### TASK DETAILS
Are you able to retype all the records below exactly?

-- START INPUT ROWS --

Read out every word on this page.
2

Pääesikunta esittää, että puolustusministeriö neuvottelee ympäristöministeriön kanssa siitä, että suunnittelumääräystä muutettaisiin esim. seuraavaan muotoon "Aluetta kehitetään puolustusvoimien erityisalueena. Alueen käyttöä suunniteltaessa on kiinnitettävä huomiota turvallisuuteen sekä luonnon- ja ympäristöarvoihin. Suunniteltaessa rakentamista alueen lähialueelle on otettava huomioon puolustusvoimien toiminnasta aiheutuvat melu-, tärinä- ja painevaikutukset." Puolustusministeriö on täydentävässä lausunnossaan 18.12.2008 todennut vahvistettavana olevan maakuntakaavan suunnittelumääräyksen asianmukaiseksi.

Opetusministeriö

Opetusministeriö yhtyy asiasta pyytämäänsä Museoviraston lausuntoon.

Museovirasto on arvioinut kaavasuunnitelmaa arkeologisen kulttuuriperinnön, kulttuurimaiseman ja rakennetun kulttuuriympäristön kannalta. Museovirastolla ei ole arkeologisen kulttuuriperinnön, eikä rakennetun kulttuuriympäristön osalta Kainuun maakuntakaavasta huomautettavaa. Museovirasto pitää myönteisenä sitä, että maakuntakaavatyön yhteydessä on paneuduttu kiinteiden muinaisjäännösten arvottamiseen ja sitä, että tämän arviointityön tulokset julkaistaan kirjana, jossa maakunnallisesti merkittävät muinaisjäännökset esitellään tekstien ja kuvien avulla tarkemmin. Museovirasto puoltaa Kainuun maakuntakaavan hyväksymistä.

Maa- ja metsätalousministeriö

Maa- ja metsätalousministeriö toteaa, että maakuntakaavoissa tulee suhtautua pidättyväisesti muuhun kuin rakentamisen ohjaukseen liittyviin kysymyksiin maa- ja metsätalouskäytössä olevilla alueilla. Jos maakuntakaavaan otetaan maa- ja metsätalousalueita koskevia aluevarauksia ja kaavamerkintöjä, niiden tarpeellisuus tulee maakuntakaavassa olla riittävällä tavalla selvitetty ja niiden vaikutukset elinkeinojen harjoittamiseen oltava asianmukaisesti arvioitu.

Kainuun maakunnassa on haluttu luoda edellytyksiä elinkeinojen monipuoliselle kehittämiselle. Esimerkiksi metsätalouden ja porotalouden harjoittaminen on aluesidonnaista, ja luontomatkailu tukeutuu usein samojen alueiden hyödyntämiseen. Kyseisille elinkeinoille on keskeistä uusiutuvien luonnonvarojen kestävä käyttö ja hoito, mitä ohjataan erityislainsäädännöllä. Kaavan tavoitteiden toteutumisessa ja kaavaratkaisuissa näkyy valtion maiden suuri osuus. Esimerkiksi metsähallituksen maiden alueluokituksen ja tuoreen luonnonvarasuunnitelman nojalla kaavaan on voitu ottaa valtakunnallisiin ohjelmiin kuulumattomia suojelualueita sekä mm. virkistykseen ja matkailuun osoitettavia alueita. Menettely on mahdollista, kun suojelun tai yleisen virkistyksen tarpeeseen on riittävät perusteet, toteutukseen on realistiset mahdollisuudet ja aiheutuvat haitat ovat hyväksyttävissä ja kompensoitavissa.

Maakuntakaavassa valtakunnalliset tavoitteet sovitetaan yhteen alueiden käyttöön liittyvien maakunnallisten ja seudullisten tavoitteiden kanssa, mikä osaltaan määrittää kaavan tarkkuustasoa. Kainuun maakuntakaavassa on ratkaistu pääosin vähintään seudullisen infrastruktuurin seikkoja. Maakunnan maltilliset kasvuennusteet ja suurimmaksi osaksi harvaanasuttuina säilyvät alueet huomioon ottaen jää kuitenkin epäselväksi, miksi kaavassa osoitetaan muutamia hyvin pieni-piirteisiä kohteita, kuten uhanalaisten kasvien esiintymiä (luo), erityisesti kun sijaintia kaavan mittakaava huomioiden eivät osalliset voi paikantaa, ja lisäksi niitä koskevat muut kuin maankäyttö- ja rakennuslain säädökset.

-- END INPUT ROWS --

### REPLY TO THE TASK
Read out every word on this page.
2

Pääesikunta esittää, että puolustusministeriö neuvottelee ympäristöministeriön kanssa siitä, että suunnittelumääräystä muutettaisiin esim. seuraavaan muotoon "Aluetta kehitetään puolustusvoimien erityisalueena. Alueen käyttöä suunniteltaessa on kiinnitettävä huomiota turvallisuuteen sekä luonnon- ja ympäristöarvoihin. Suunniteltaessa rakentamista alueen lähialueelle on otettava huomioon puolustusvoimien toiminnasta aiheutuvat melu-, tärinä- ja painevaikutukset." Puolustusministeriö on täydentävässä lausunnossaan 18.12.2008 todennut vahvistettavana olevan maakuntakaavan suunnittelumääräyksen asianmukaiseksi.

Opetusministeriö

Opetusministeriö yhtyy asiasta pyytämäänsä Museoviraston lausuntoon.

Museovirasto on arvioinut kaavasuunnitelmaa arkeologisen kulttuuriperinnön, kulttuurimaiseman ja rakennetun kulttuuriympäristön kannalta. Museovirastolla ei ole arkeologisen kulttuuriperinnön, eikä rakennetun kulttuuriympäristön osalta Kainuun maakuntakaavasta huomautettavaa. Museovirasto pitää myönteisenä sitä, että maakuntakaavatyön yhteydessä on paneuduttu kiinteiden muinaisjäännösten arvottamiseen ja sitä, että tämän arviointityön tulokset julkaistaan kirjana, jossa maakunnallisesti merkittävät muinaisjäännökset esitellään tekstien ja kuvien avulla tarkemmin. Museovirasto puoltaa Kainuun maakuntakaavan hyväksymistä.

Maa- ja metsätalousministeriö

Maa- ja metsätalousministeriö toteaa, että maakuntakaavoissa tulee suhtautua pidättyväisesti muuhun kuin rakentamisen ohjaukseen liittyviin kysymyksiin maa- ja metsätalouskäytössä olevilla alueilla. Jos maakuntakaavaan otetaan maa- ja metsätalousalueita koskevia aluevarauksia ja kaavamerkintöjä, niiden tarpeellisuus tulee maakuntakaavassa olla riittävällä tavalla selvitetty ja niiden vaikutukset elinkeinojen harjoittamiseen oltava asianmukaisesti arvioitu.

Kainuun maakunnassa on haluttu luoda edellytyksiä elinkeinojen monipuoliselle kehittämiselle. Esimerkiksi metsätalouden ja porotalouden harjoittaminen on aluesidonnaista, ja luontomatkailu tukeutuu usein samojen alueiden hyödyntämiseen. Kyseisille elinkeinoille on keskeistä uusiutuvien luonnonvarojen kestävä käyttö ja hoito, mitä ohjataan erityislainsäädännöllä. Kaavan tavoitteiden toteutumisessa ja kaavaratkaisuissa näkyy valtion maiden suuri osuus. Esimerkiksi metsähallituksen maiden alueluokituksen ja tuoreen luonnonvarasuunnitelman nojalla kaavaan on voitu ottaa valtakunnallisiin ohjelmiin kuulumattomia suojelualueita sekä mm. virkistykseen ja matkailuun osoitettavia alueita. Menettely on mahdollista, kun suojelun tai yleisen virkistyksen tarpeeseen on riittävät perusteet, toteutukseen on realistiset mahdollisuudet ja aiheutuvat haitat ovat hyväksyttävissä ja kompensoitavissa.

Maakuntakaavassa valtakunnalliset tavoitteet sovitetaan yhteen alueiden käyttöön liittyvien maakunnallisten ja seudullisten tavoitteiden kanssa, mikä osaltaan määrittää kaavan tarkkuustasoa. Kainuun maakuntakaavassa on ratkaistu pääosin vähintään seudullisen infrastruktuurin seikkoja. Maakunnan maltilliset kasvuennusteet ja suurimmaksi osaksi harvaanasuttuina säilyvät alueet huomioon ottaen jää kuitenkin epäselväksi, miksi kaavassa osoitetaan muutamia hyvin pieni-piirteisiä kohteita, kuten uhanalaisten kasvien esiintymiä (luo), erityisesti kun sijaintia kaavan mittakaava huomioiden eivät osalliset voi paikantaa, ja lisäksi niitä koskevat muut kuin maankäyttö- ja rakennuslain säädökset.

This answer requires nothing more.